__STATED PROBLEM__:
Collect each line containing "pinterest".

** BEGIN **

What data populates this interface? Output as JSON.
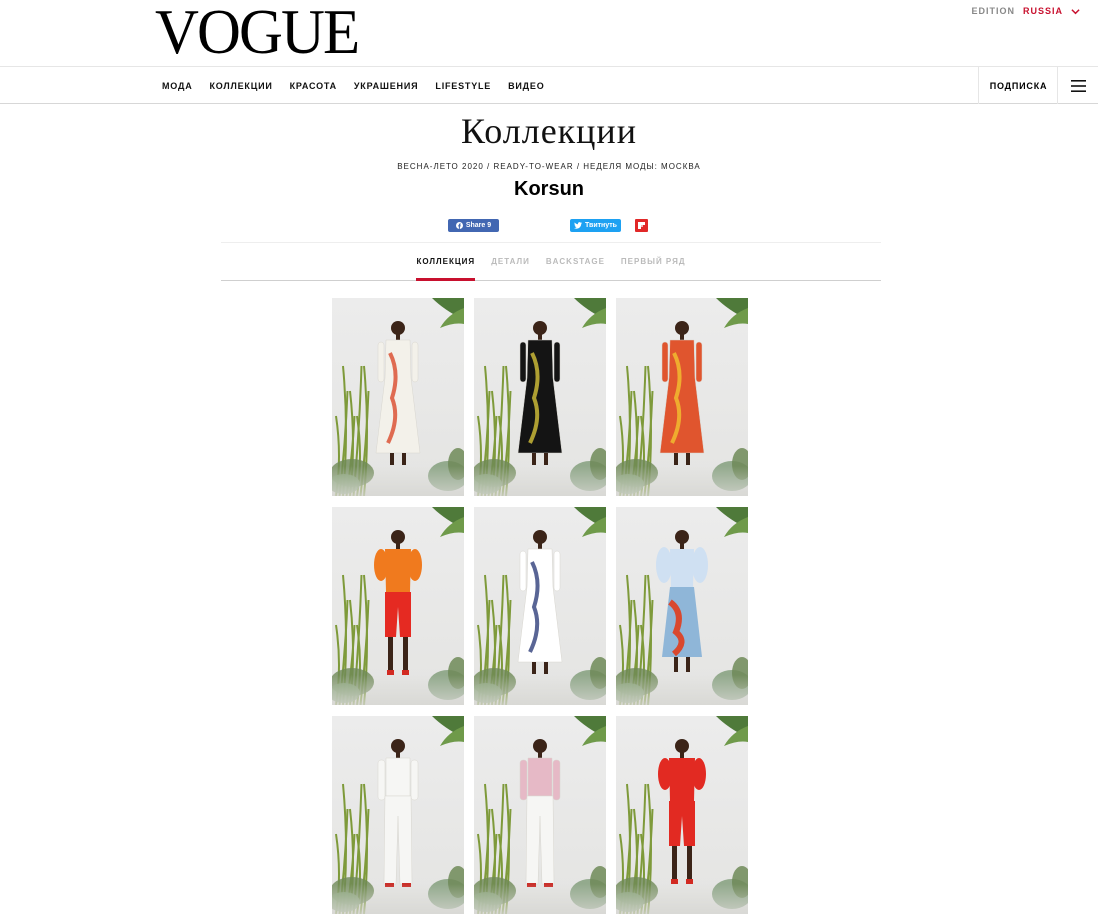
{
  "header": {
    "logo": "VOGUE",
    "edition_label": "EDITION",
    "edition_value": "RUSSIA"
  },
  "nav": {
    "items": [
      "МОДА",
      "КОЛЛЕКЦИИ",
      "КРАСОТА",
      "УКРАШЕНИЯ",
      "LIFESTYLE",
      "ВИДЕО"
    ],
    "subscribe": "ПОДПИСКА",
    "menu_icon": "hamburger-menu-icon"
  },
  "page": {
    "title": "Коллекции",
    "breadcrumb": "ВЕСНА-ЛЕТО 2020 / READY-TO-WEAR / НЕДЕЛЯ МОДЫ: МОСКВА",
    "designer": "Korsun"
  },
  "share": {
    "facebook_label": "Share 9",
    "twitter_label": "Твитнуть",
    "facebook_icon": "facebook-icon",
    "twitter_icon": "twitter-bird-icon",
    "flipboard_icon": "flipboard-icon"
  },
  "tabs": {
    "items": [
      "КОЛЛЕКЦИЯ",
      "ДЕТАЛИ",
      "BACKSTAGE",
      "ПЕРВЫЙ РЯД"
    ],
    "active_index": 0
  },
  "colors": {
    "accent": "#c8102e",
    "facebook": "#4267b2",
    "twitter": "#1da1f2",
    "flipboard": "#e12828"
  },
  "gallery": {
    "looks": [
      {
        "top": "#f3f1ea",
        "bottom": "#f3f1ea",
        "accent": "#d94a2a",
        "style": "dress"
      },
      {
        "top": "#141414",
        "bottom": "#141414",
        "accent": "#d4c23a",
        "style": "dress"
      },
      {
        "top": "#e0552e",
        "bottom": "#3a8a5c",
        "accent": "#f2c230",
        "style": "dress"
      },
      {
        "top": "#f07a1e",
        "bottom": "#e52a22",
        "accent": "#e52a22",
        "style": "shorts"
      },
      {
        "top": "#ffffff",
        "bottom": "#c9443a",
        "accent": "#2f3e7a",
        "style": "dress"
      },
      {
        "top": "#cfe0f2",
        "bottom": "#8fb6d8",
        "accent": "#d9482e",
        "style": "skirt"
      },
      {
        "top": "#f6f6f4",
        "bottom": "#f6f6f4",
        "accent": "#d8d8d4",
        "style": "pants"
      },
      {
        "top": "#e6b9c6",
        "bottom": "#f6f6f4",
        "accent": "#2e5f8a",
        "style": "pants"
      },
      {
        "top": "#e22a22",
        "bottom": "#e22a22",
        "accent": "#b81e18",
        "style": "shorts"
      }
    ]
  }
}
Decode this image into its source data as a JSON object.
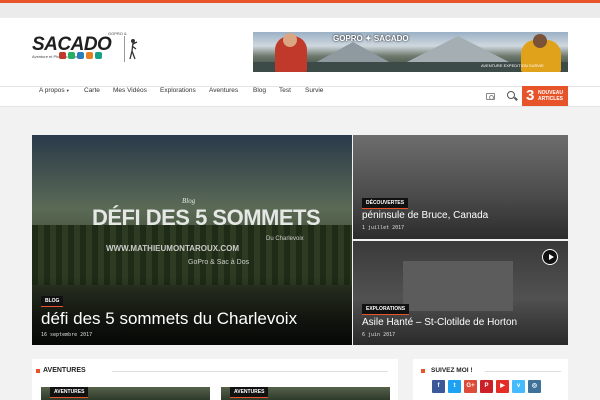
{
  "colors": {
    "accent": "#e8542a",
    "facebook": "#3b5998",
    "twitter": "#1da1f2",
    "googleplus": "#dd4b39",
    "pinterest": "#cb2027",
    "youtube": "#e52d27",
    "vimeo": "#44bbff",
    "instagram": "#3f729b"
  },
  "logo": {
    "word": "SACADO",
    "super": "GOPRO &",
    "tagline": "Aventure et Photographie"
  },
  "banner": {
    "text": "GOPRO ✦ SACADO",
    "sub": "AVENTURE  EXPEDITION  SURVIE"
  },
  "nav": {
    "items": [
      "A propos",
      "Carte",
      "Mes Vidéos",
      "Explorations",
      "Aventures",
      "Blog",
      "Test",
      "Survie"
    ],
    "caret": "▾",
    "icons": [
      "camera-icon",
      "search-icon"
    ]
  },
  "new_badge": {
    "count": "3",
    "label": "NOUVEAU ARTICLES"
  },
  "featured": {
    "main": {
      "category": "BLOG",
      "title": "défi des 5 sommets du Charlevoix",
      "date": "16 septembre 2017",
      "watermark": {
        "blog": "Blog",
        "headline": "DÉFI DES 5 SOMMETS",
        "region": "Du Charlevoix",
        "url": "WWW.MATHIEUMONTAROUX.COM",
        "brand": "GoPro & Sac à Dos"
      }
    },
    "side": [
      {
        "category": "DÉCOUVERTES",
        "title": "péninsule de Bruce, Canada",
        "date": "1 juillet 2017"
      },
      {
        "category": "EXPLORATIONS",
        "title": "Asile Hanté – St-Clotilde de Horton",
        "date": "6 juin 2017"
      }
    ]
  },
  "aventures": {
    "title": "AVENTURES",
    "cards": [
      {
        "category": "AVENTURES"
      },
      {
        "category": "AVENTURES"
      }
    ]
  },
  "social": {
    "title": "SUIVEZ MOI !",
    "networks": [
      {
        "name": "facebook-icon",
        "glyph": "f"
      },
      {
        "name": "twitter-icon",
        "glyph": "t"
      },
      {
        "name": "googleplus-icon",
        "glyph": "G+"
      },
      {
        "name": "pinterest-icon",
        "glyph": "P"
      },
      {
        "name": "youtube-icon",
        "glyph": "▶"
      },
      {
        "name": "vimeo-icon",
        "glyph": "v"
      },
      {
        "name": "instagram-icon",
        "glyph": "◎"
      }
    ]
  }
}
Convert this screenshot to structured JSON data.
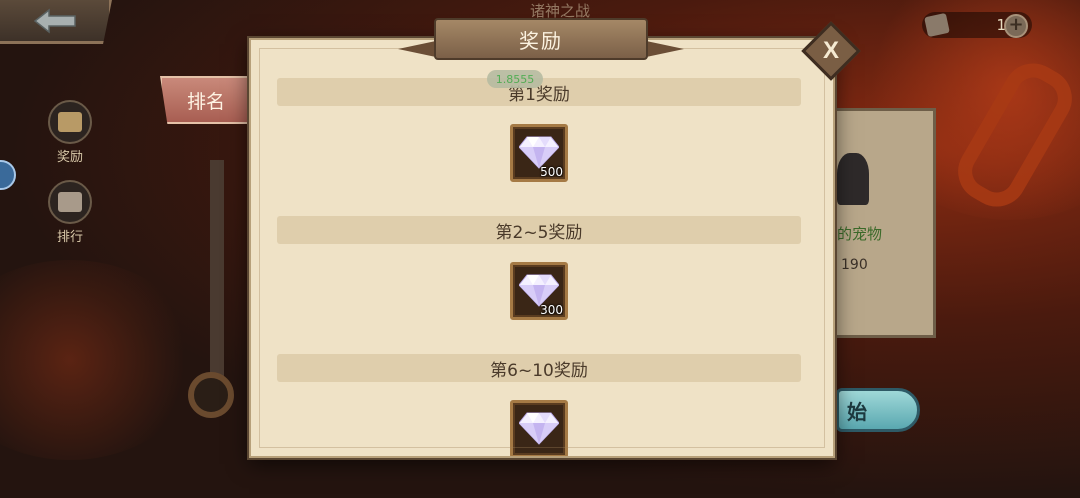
{
  "top_bar": {
    "title": "诸神之战",
    "currency_value": "1"
  },
  "side_menu": [
    {
      "label": "奖励"
    },
    {
      "label": "排行"
    }
  ],
  "tab": {
    "label": "排名"
  },
  "right_card": {
    "line1": "的宠物",
    "line2": "190"
  },
  "start_button": {
    "label": "始"
  },
  "panel": {
    "title": "奖励",
    "close_label": "X",
    "badge": "1.8555"
  },
  "rewards": [
    {
      "title": "第1奖励",
      "item": {
        "icon": "diamond-icon",
        "qty": "500"
      }
    },
    {
      "title": "第2~5奖励",
      "item": {
        "icon": "diamond-icon",
        "qty": "300"
      }
    },
    {
      "title": "第6~10奖励",
      "item": {
        "icon": "diamond-icon",
        "qty": ""
      }
    }
  ],
  "colors": {
    "panel_bg": "#efe2c6",
    "tier_bar": "#dfceac",
    "badge_text": "#43a84a"
  }
}
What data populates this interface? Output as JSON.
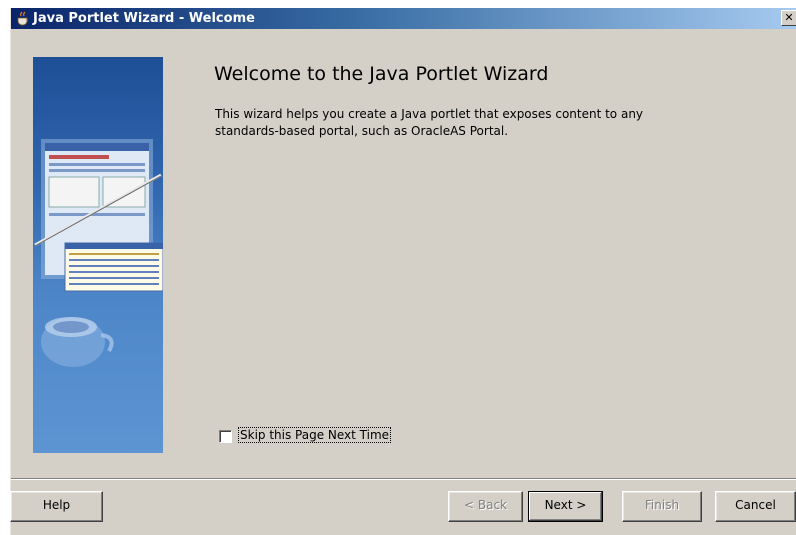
{
  "window": {
    "title": "Java Portlet Wizard - Welcome",
    "close_label": "✕"
  },
  "page": {
    "heading": "Welcome to the Java Portlet Wizard",
    "description": "This wizard helps you create a Java portlet that exposes content to any standards-based portal, such as OracleAS Portal."
  },
  "skip": {
    "label": "Skip this Page Next Time",
    "checked": false
  },
  "buttons": {
    "help": "Help",
    "back": "< Back",
    "next": "Next >",
    "finish": "Finish",
    "cancel": "Cancel"
  },
  "colors": {
    "titlebar_start": "#0a246a",
    "titlebar_end": "#a6caf0",
    "dialog_bg": "#d4d0c8",
    "banner_blue": "#2f64ad"
  }
}
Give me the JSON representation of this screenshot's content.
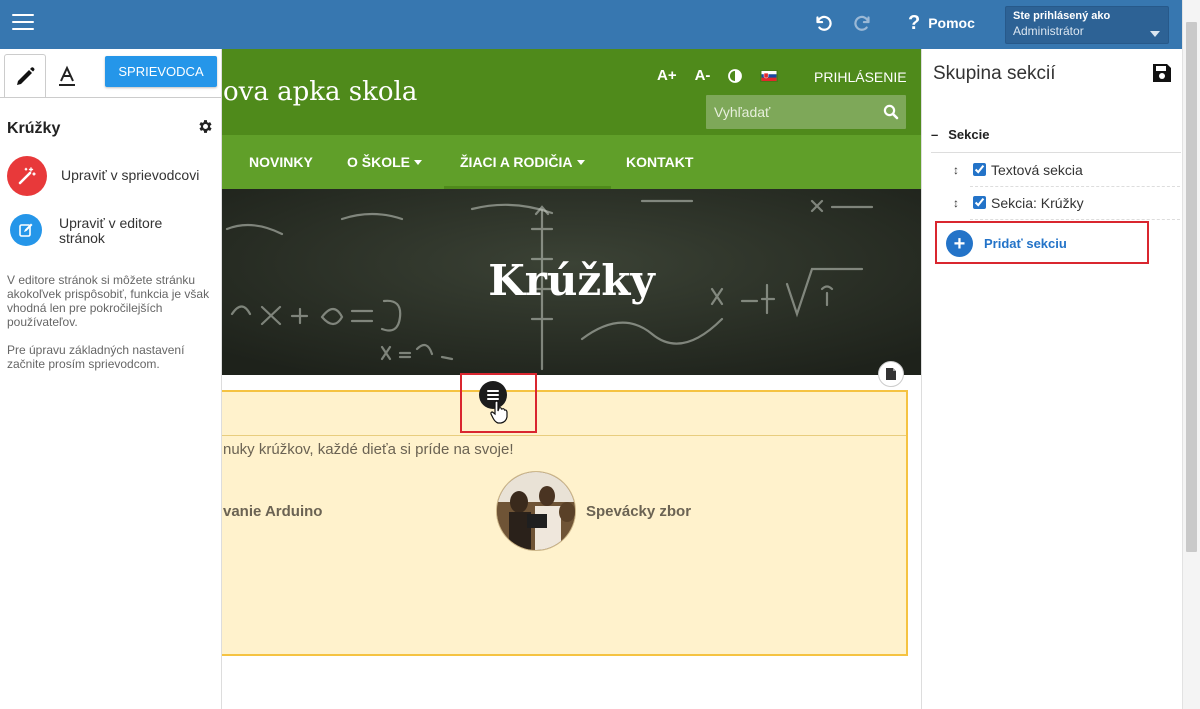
{
  "topbar": {
    "help_label": "Pomoc",
    "help_icon": "question-icon",
    "user_line1": "Ste prihlásený ako",
    "user_line2": "Administrátor"
  },
  "left_panel": {
    "guide_button": "SPRIEVODCA",
    "title": "Krúžky",
    "action_wizard": "Upraviť v sprievodcovi",
    "action_editor": "Upraviť v editore stránok",
    "desc1": "V editore stránok si môžete stránku akokoľvek prispôsobiť, funkcia je však vhodná len pre pokročilejších používateľov.",
    "desc2": "Pre úpravu základných nastavení začnite prosím sprievodcom."
  },
  "site": {
    "title": "ova apka skola",
    "font_plus": "A+",
    "font_minus": "A-",
    "login": "PRIHLÁSENIE",
    "search_placeholder": "Vyhľadať",
    "nav": [
      "NOVINKY",
      "O ŠKOLE",
      "ŽIACI A RODIČIA",
      "KONTAKT"
    ],
    "hero_title": "Krúžky",
    "section_text": "nuky krúžkov, každé dieťa si príde na svoje!",
    "card1": "vanie Arduino",
    "card2": "Spevácky zbor"
  },
  "right_panel": {
    "title": "Skupina sekcií",
    "group_label": "Sekcie",
    "sections": [
      "Textová sekcia",
      "Sekcia: Krúžky"
    ],
    "add_section": "Pridať sekciu"
  },
  "colors": {
    "topbar": "#3777b0",
    "accent": "#2596e9",
    "site_green": "#4f8a1b",
    "nav_green": "#609f29",
    "highlight": "#d9262f"
  }
}
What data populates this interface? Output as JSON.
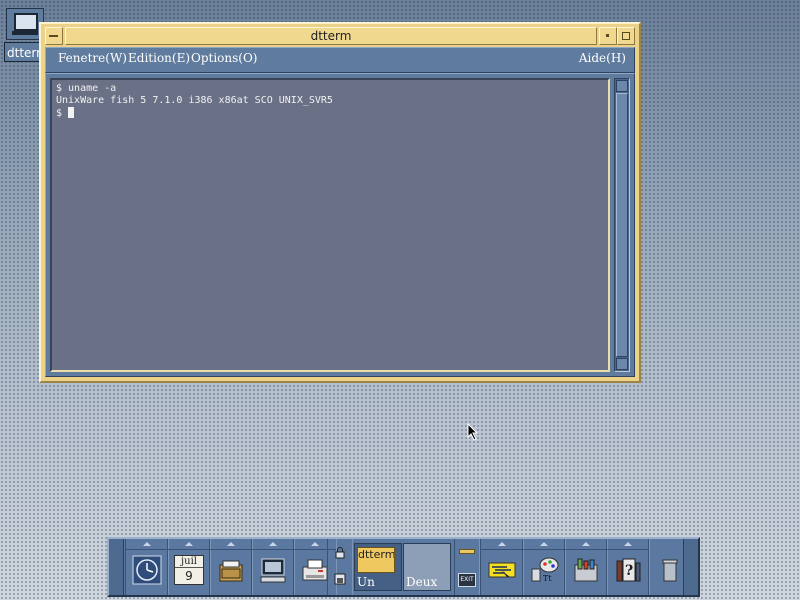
{
  "desktop_icon": {
    "label": "dtterm"
  },
  "window": {
    "title": "dtterm",
    "menus": [
      "Fenetre(W)",
      "Edition(E)",
      "Options(O)",
      "Aide(H)"
    ]
  },
  "terminal": {
    "lines": [
      "$ uname -a",
      "UnixWare fish 5 7.1.0 i386 x86at SCO UNIX_SVR5",
      "$ "
    ]
  },
  "front_panel": {
    "calendar": {
      "month": "juil",
      "day": "9"
    },
    "workspaces": [
      {
        "label": "Un",
        "active": true,
        "thumbnail_label": "dtterm"
      },
      {
        "label": "Deux",
        "active": false
      }
    ],
    "exit_label": "EXIT"
  },
  "colors": {
    "window_frame": "#ecd289",
    "menubar": "#5f7b9e",
    "terminal_bg": "#6a7085",
    "panel": "#5b78a0"
  }
}
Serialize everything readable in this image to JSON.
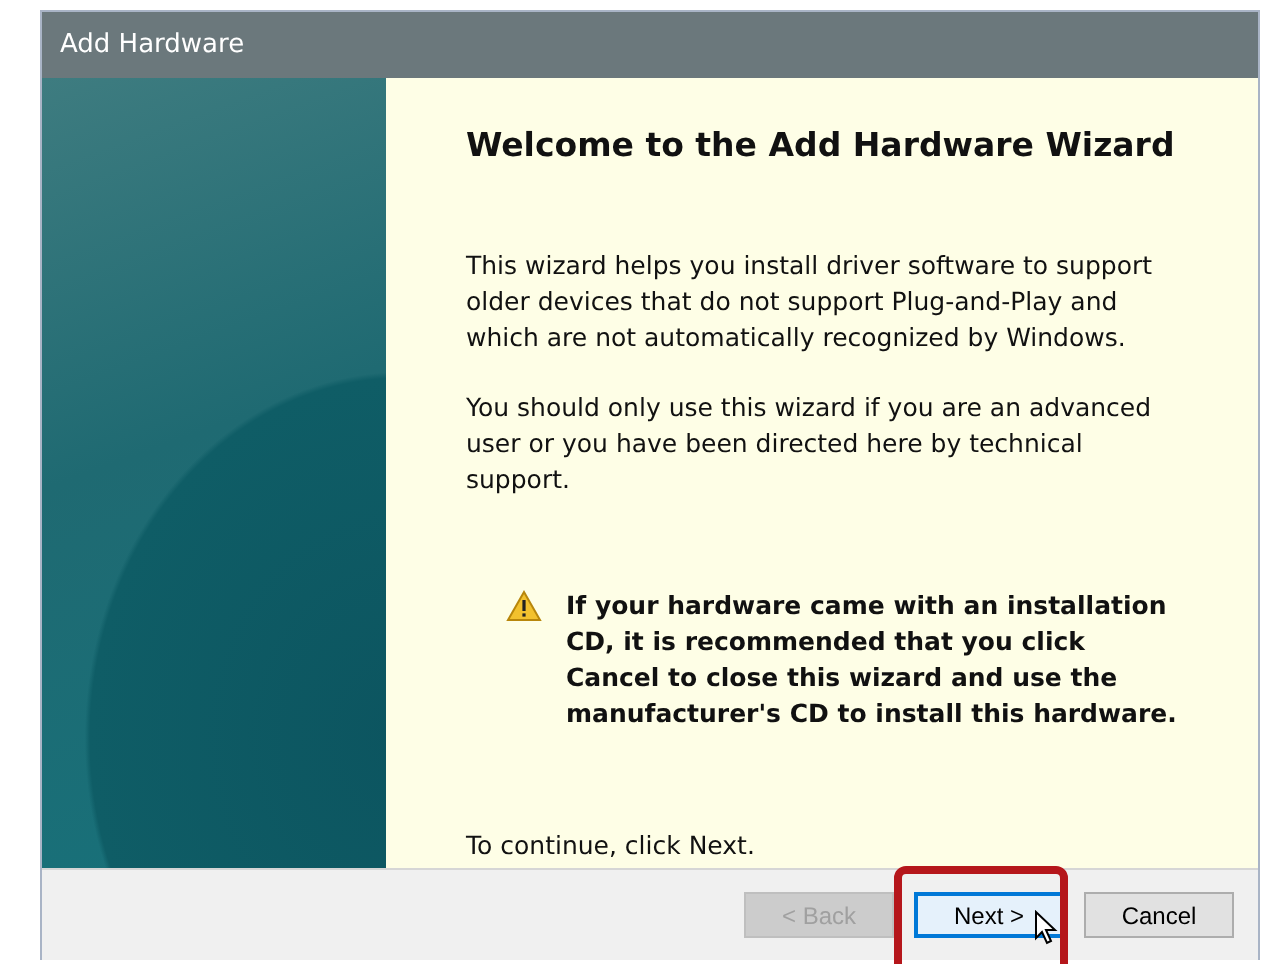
{
  "window": {
    "title": "Add Hardware"
  },
  "page": {
    "heading": "Welcome to the Add Hardware Wizard",
    "paragraphs": [
      "This wizard helps you install driver software to support older devices that do not support Plug-and-Play and which are not automatically recognized by Windows.",
      "You should only use this wizard if you are an advanced user or you have been directed here by technical support."
    ],
    "warning": "If your hardware came with an installation CD, it is recommended that you click Cancel to close this wizard and use the manufacturer's CD to install this hardware.",
    "footer": "To continue, click Next."
  },
  "buttons": [
    {
      "label": "< Back",
      "disabled": true,
      "focused": false,
      "highlighted": false
    },
    {
      "label": "Next >",
      "disabled": false,
      "focused": true,
      "highlighted": true
    },
    {
      "label": "Cancel",
      "disabled": false,
      "focused": false,
      "highlighted": false
    }
  ]
}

** END **

__THE RESPONSE__:
    "pinterest": "#cb2027",
        "name": "pinterest-icon",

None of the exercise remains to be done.